- _Short task_:
In the entries, find all lines that hold the word "your" and copy them.

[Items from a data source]
————

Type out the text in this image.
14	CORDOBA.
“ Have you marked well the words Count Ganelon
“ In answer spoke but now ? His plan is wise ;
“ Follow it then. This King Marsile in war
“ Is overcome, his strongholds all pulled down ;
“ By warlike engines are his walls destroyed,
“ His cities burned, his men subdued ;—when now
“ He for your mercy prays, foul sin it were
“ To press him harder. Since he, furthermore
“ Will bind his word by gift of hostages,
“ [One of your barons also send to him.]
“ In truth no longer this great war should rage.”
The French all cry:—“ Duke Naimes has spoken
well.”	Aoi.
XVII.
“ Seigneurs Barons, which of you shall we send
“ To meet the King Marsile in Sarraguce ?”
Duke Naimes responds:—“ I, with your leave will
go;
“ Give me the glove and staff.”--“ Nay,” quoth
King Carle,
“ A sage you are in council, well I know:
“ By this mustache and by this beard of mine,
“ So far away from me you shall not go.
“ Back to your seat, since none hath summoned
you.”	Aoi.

————

- _Exercise result_:
“ He for your mercy prays, foul sin it were
“ [One of your barons also send to him.]
Duke Naimes responds:—“ I, with your leave will
“ Back to your seat, since none hath summoned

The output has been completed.